▶ [Job] Pull every line that holds the word "производительность" from the entries.

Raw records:
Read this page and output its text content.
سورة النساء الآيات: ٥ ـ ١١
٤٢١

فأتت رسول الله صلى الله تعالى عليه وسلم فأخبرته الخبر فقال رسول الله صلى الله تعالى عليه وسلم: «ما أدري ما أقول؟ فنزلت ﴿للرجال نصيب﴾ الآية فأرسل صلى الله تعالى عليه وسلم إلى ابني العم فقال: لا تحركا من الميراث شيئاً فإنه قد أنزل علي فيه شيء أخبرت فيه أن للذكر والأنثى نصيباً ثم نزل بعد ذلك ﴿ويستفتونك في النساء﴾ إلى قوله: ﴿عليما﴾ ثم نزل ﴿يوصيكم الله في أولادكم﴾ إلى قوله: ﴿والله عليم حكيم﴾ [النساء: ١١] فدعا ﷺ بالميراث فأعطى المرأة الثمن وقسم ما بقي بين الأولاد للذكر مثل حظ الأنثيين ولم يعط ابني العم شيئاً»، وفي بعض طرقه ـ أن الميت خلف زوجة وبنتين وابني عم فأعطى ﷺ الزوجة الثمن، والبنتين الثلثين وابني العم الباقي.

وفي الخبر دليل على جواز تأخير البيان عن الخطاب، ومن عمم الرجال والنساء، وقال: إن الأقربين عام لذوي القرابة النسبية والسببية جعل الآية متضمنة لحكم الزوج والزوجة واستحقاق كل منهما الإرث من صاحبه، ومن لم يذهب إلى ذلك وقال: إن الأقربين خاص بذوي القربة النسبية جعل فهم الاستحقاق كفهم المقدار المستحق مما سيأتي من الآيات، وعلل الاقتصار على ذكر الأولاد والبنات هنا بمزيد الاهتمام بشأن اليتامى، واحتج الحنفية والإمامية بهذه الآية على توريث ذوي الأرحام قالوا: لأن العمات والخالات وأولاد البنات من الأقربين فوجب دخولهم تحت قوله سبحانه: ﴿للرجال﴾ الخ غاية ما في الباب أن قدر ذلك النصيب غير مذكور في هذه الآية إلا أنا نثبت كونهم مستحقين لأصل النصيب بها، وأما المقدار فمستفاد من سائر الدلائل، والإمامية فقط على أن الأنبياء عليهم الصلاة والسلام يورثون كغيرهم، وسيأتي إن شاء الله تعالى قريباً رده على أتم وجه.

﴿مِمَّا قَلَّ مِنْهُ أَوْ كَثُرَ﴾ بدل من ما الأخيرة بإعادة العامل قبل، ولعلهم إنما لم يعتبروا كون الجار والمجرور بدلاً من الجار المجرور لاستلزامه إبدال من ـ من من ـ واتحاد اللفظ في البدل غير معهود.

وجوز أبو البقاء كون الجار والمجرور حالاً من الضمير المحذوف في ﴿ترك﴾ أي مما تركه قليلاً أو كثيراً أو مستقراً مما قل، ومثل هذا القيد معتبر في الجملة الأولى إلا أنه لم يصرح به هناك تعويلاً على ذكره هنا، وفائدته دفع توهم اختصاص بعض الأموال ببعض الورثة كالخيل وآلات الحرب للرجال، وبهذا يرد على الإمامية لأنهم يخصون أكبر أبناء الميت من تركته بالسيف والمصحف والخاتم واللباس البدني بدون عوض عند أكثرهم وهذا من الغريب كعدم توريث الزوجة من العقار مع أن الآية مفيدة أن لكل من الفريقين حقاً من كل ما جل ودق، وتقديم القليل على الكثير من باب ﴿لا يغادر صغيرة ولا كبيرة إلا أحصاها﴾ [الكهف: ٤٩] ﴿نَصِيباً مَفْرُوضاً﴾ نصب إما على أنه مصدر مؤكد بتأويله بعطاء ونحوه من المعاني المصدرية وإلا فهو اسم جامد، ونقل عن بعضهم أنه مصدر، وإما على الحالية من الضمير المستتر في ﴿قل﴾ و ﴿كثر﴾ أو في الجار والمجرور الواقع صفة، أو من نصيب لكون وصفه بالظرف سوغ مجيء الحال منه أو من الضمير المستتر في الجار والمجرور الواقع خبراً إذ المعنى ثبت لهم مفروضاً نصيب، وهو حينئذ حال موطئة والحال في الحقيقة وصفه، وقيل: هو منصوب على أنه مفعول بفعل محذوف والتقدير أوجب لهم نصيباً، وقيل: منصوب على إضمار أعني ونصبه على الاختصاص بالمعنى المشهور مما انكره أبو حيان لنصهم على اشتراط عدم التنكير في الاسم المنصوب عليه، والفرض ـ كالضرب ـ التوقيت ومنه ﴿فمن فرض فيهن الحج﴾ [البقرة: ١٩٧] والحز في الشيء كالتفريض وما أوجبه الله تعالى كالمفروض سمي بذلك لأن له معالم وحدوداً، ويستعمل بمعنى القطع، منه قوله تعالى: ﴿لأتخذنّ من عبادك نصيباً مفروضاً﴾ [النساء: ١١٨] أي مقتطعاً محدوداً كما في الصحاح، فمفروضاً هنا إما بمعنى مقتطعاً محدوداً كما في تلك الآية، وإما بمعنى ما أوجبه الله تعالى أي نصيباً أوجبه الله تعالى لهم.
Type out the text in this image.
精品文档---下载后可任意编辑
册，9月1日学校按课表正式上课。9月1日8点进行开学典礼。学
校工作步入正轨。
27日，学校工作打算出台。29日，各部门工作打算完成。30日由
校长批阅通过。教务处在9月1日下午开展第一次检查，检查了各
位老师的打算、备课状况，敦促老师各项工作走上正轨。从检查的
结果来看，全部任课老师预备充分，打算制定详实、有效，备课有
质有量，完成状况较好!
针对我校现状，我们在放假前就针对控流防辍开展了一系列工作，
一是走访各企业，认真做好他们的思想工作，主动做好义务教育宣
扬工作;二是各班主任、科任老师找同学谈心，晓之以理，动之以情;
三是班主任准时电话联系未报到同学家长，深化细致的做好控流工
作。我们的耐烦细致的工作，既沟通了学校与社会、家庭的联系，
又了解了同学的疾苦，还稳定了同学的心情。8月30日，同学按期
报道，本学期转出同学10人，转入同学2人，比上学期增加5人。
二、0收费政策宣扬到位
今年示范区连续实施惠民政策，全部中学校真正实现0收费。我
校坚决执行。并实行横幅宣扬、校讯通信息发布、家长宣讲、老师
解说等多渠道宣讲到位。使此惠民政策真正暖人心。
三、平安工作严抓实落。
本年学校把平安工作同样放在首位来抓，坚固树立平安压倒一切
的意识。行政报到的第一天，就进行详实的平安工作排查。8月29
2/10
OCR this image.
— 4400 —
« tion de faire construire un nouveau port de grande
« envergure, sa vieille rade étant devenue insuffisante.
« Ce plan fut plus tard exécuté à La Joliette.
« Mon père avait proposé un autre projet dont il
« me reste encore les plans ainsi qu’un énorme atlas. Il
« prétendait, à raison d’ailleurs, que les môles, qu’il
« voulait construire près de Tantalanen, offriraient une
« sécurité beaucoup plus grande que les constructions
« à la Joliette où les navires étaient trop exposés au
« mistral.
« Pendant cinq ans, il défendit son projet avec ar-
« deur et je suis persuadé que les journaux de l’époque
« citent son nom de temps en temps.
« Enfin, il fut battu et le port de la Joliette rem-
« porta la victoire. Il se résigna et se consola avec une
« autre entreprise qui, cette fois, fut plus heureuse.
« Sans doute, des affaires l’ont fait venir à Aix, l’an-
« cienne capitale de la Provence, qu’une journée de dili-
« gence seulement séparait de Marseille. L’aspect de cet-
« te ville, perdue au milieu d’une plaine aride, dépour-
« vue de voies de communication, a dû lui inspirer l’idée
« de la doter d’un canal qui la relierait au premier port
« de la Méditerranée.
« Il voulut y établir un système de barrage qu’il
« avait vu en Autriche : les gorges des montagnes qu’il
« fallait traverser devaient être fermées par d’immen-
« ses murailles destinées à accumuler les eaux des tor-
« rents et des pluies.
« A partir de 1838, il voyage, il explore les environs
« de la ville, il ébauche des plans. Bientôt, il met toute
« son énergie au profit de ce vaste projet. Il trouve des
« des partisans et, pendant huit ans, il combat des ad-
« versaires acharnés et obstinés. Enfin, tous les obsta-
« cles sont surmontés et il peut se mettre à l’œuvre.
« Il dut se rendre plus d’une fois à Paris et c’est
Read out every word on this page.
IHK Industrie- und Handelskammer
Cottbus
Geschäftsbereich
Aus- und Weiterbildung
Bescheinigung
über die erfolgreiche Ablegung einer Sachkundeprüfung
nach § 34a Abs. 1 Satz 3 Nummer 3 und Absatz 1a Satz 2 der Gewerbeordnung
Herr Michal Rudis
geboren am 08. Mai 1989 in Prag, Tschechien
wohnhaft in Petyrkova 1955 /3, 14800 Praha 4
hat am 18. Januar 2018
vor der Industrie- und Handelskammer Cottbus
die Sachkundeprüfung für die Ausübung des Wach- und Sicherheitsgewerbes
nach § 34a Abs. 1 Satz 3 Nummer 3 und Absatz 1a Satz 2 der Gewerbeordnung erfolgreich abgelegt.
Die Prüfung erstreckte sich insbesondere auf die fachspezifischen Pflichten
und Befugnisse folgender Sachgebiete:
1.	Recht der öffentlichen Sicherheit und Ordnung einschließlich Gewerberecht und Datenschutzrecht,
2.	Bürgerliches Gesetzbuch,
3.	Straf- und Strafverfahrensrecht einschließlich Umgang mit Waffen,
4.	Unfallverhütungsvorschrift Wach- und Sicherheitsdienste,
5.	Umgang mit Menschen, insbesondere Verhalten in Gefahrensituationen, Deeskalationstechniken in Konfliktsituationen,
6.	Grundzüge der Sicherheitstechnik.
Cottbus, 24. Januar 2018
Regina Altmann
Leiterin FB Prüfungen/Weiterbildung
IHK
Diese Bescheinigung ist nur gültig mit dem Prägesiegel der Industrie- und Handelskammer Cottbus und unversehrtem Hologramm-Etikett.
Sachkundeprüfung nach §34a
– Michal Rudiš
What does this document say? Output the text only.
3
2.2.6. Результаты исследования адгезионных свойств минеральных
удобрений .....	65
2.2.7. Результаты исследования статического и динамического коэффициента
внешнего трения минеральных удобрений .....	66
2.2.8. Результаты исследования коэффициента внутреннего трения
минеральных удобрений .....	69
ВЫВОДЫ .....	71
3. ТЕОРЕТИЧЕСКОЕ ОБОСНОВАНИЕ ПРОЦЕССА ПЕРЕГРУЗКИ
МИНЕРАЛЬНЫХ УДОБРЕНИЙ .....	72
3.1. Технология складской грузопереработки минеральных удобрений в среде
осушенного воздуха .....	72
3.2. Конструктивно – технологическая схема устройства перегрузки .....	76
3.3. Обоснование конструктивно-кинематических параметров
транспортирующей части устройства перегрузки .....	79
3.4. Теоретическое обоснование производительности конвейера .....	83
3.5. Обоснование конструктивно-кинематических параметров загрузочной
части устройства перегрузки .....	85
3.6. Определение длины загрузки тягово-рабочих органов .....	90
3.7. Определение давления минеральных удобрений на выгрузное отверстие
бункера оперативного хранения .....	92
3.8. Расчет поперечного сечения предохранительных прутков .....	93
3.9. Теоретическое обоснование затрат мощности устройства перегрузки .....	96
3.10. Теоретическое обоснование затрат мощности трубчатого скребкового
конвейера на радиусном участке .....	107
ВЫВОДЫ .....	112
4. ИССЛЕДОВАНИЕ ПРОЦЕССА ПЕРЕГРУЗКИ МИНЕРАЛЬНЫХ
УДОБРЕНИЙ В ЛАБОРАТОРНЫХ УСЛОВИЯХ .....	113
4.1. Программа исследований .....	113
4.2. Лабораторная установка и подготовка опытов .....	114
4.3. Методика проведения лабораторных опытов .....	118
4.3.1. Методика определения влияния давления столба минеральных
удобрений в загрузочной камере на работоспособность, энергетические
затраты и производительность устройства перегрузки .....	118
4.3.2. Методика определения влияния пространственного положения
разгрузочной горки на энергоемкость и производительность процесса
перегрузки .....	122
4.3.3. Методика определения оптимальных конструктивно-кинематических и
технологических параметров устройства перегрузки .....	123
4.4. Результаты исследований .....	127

▶ [Solution to this task]
затраты и производительность устройства перегрузки .....	118
разгрузочной горки на энергоемкость и производительность процесса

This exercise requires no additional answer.